* **Your task**: Rewrite the entries below with every "y-tick-label" replaced by "y-axis-label", leaving all other text as it is.
+-------+
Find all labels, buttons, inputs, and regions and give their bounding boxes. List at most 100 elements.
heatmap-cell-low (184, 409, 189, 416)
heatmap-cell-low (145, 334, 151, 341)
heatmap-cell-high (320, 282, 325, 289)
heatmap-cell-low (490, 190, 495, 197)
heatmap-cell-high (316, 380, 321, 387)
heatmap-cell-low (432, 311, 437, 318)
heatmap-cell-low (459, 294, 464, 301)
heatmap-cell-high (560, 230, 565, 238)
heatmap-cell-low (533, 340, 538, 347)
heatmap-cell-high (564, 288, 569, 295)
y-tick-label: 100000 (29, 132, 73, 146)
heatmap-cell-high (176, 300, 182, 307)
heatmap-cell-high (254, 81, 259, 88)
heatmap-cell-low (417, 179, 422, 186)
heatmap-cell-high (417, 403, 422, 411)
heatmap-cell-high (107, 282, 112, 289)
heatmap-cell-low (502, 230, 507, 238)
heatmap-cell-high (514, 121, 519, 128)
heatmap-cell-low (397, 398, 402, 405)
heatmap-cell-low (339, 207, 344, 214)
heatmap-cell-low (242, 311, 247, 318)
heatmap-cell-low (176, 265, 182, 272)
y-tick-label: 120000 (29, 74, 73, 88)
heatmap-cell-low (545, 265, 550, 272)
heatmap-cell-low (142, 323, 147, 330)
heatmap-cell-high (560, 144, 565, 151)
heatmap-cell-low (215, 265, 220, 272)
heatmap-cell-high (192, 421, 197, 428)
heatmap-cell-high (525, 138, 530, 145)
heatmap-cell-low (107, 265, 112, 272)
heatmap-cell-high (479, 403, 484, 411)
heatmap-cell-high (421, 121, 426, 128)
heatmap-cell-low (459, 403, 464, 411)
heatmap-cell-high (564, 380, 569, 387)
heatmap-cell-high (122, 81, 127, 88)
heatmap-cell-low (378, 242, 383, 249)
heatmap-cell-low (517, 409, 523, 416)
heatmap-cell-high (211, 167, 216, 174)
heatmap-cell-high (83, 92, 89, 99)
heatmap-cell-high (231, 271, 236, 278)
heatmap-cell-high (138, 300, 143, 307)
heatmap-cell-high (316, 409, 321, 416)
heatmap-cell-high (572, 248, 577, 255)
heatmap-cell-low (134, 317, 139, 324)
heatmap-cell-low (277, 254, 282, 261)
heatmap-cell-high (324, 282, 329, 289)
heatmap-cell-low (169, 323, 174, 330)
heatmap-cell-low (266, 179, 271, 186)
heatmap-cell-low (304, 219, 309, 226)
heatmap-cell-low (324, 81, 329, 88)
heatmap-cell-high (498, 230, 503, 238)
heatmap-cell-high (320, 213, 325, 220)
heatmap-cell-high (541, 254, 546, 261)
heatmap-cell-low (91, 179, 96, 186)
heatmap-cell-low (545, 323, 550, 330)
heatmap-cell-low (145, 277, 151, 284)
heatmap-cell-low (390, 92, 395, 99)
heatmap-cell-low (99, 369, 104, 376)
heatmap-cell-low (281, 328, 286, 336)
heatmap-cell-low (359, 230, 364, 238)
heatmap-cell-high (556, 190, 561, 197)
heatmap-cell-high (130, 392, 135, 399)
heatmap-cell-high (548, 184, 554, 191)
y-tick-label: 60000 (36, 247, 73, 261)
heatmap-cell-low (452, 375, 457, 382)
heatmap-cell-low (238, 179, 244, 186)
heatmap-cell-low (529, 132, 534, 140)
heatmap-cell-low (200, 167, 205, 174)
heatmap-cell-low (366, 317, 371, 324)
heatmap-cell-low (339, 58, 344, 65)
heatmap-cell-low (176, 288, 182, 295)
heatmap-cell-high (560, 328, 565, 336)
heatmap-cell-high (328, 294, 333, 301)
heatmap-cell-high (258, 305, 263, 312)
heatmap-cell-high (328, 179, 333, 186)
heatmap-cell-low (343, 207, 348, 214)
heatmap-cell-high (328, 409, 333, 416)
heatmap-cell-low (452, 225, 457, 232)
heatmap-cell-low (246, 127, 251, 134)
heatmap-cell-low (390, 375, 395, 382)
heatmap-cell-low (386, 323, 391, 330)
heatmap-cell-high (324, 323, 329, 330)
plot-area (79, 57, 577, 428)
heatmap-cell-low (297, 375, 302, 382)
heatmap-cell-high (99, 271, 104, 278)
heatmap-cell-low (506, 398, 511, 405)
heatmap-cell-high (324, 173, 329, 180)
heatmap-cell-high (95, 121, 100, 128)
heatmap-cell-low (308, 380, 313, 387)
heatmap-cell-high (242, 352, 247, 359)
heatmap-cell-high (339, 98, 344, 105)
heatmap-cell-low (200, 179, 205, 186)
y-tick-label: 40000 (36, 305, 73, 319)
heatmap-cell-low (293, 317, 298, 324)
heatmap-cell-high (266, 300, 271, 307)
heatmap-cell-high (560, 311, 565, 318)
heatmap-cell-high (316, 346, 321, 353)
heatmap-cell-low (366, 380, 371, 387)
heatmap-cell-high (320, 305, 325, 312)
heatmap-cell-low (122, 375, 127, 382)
+-------+
* **Solution to the exercise**:
Find all labels, buttons, inputs, and regions and give their bounding boxes. List at most 100 elements.
heatmap-cell-low (184, 409, 189, 416)
heatmap-cell-low (145, 334, 151, 341)
heatmap-cell-high (320, 282, 325, 289)
heatmap-cell-low (490, 190, 495, 197)
heatmap-cell-high (316, 380, 321, 387)
heatmap-cell-low (432, 311, 437, 318)
heatmap-cell-low (459, 294, 464, 301)
heatmap-cell-high (560, 230, 565, 238)
heatmap-cell-low (533, 340, 538, 347)
heatmap-cell-high (564, 288, 569, 295)
y-axis-label: 100000 (29, 132, 73, 146)
heatmap-cell-high (176, 300, 182, 307)
heatmap-cell-high (254, 81, 259, 88)
heatmap-cell-low (417, 179, 422, 186)
heatmap-cell-high (417, 403, 422, 411)
heatmap-cell-high (107, 282, 112, 289)
heatmap-cell-low (502, 230, 507, 238)
heatmap-cell-high (514, 121, 519, 128)
heatmap-cell-low (397, 398, 402, 405)
heatmap-cell-low (339, 207, 344, 214)
heatmap-cell-low (242, 311, 247, 318)
heatmap-cell-low (176, 265, 182, 272)
y-axis-label: 120000 (29, 74, 73, 88)
heatmap-cell-low (545, 265, 550, 272)
heatmap-cell-low (142, 323, 147, 330)
heatmap-cell-high (560, 144, 565, 151)
heatmap-cell-low (215, 265, 220, 272)
heatmap-cell-high (192, 421, 197, 428)
heatmap-cell-high (525, 138, 530, 145)
heatmap-cell-low (107, 265, 112, 272)
heatmap-cell-high (479, 403, 484, 411)
heatmap-cell-high (421, 121, 426, 128)
heatmap-cell-low (459, 403, 464, 411)
heatmap-cell-high (564, 380, 569, 387)
heatmap-cell-high (122, 81, 127, 88)
heatmap-cell-low (378, 242, 383, 249)
heatmap-cell-low (517, 409, 523, 416)
heatmap-cell-high (211, 167, 216, 174)
heatmap-cell-high (83, 92, 89, 99)
heatmap-cell-high (231, 271, 236, 278)
heatmap-cell-high (138, 300, 143, 307)
heatmap-cell-high (316, 409, 321, 416)
heatmap-cell-high (572, 248, 577, 255)
heatmap-cell-low (134, 317, 139, 324)
heatmap-cell-low (277, 254, 282, 261)
heatmap-cell-high (324, 282, 329, 289)
heatmap-cell-low (169, 323, 174, 330)
heatmap-cell-low (266, 179, 271, 186)
heatmap-cell-low (304, 219, 309, 226)
heatmap-cell-low (324, 81, 329, 88)
heatmap-cell-high (498, 230, 503, 238)
heatmap-cell-high (320, 213, 325, 220)
heatmap-cell-high (541, 254, 546, 261)
heatmap-cell-low (91, 179, 96, 186)
heatmap-cell-low (545, 323, 550, 330)
heatmap-cell-low (145, 277, 151, 284)
heatmap-cell-low (390, 92, 395, 99)
heatmap-cell-low (99, 369, 104, 376)
heatmap-cell-low (281, 328, 286, 336)
heatmap-cell-low (359, 230, 364, 238)
heatmap-cell-high (556, 190, 561, 197)
heatmap-cell-high (130, 392, 135, 399)
heatmap-cell-high (548, 184, 554, 191)
y-axis-label: 60000 (36, 247, 73, 261)
heatmap-cell-low (452, 375, 457, 382)
heatmap-cell-low (238, 179, 244, 186)
heatmap-cell-low (529, 132, 534, 140)
heatmap-cell-low (200, 167, 205, 174)
heatmap-cell-low (366, 317, 371, 324)
heatmap-cell-low (339, 58, 344, 65)
heatmap-cell-low (176, 288, 182, 295)
heatmap-cell-high (560, 328, 565, 336)
heatmap-cell-high (328, 294, 333, 301)
heatmap-cell-high (258, 305, 263, 312)
heatmap-cell-high (328, 179, 333, 186)
heatmap-cell-low (343, 207, 348, 214)
heatmap-cell-high (328, 409, 333, 416)
heatmap-cell-low (452, 225, 457, 232)
heatmap-cell-low (246, 127, 251, 134)
heatmap-cell-low (390, 375, 395, 382)
heatmap-cell-low (386, 323, 391, 330)
heatmap-cell-high (324, 323, 329, 330)
plot-area (79, 57, 577, 428)
heatmap-cell-low (297, 375, 302, 382)
heatmap-cell-high (99, 271, 104, 278)
heatmap-cell-low (506, 398, 511, 405)
heatmap-cell-high (324, 173, 329, 180)
heatmap-cell-high (95, 121, 100, 128)
heatmap-cell-low (308, 380, 313, 387)
heatmap-cell-high (242, 352, 247, 359)
heatmap-cell-high (339, 98, 344, 105)
heatmap-cell-low (200, 179, 205, 186)
y-axis-label: 40000 (36, 305, 73, 319)
heatmap-cell-low (293, 317, 298, 324)
heatmap-cell-high (266, 300, 271, 307)
heatmap-cell-high (560, 311, 565, 318)
heatmap-cell-high (316, 346, 321, 353)
heatmap-cell-low (366, 380, 371, 387)
heatmap-cell-high (320, 305, 325, 312)
heatmap-cell-low (122, 375, 127, 382)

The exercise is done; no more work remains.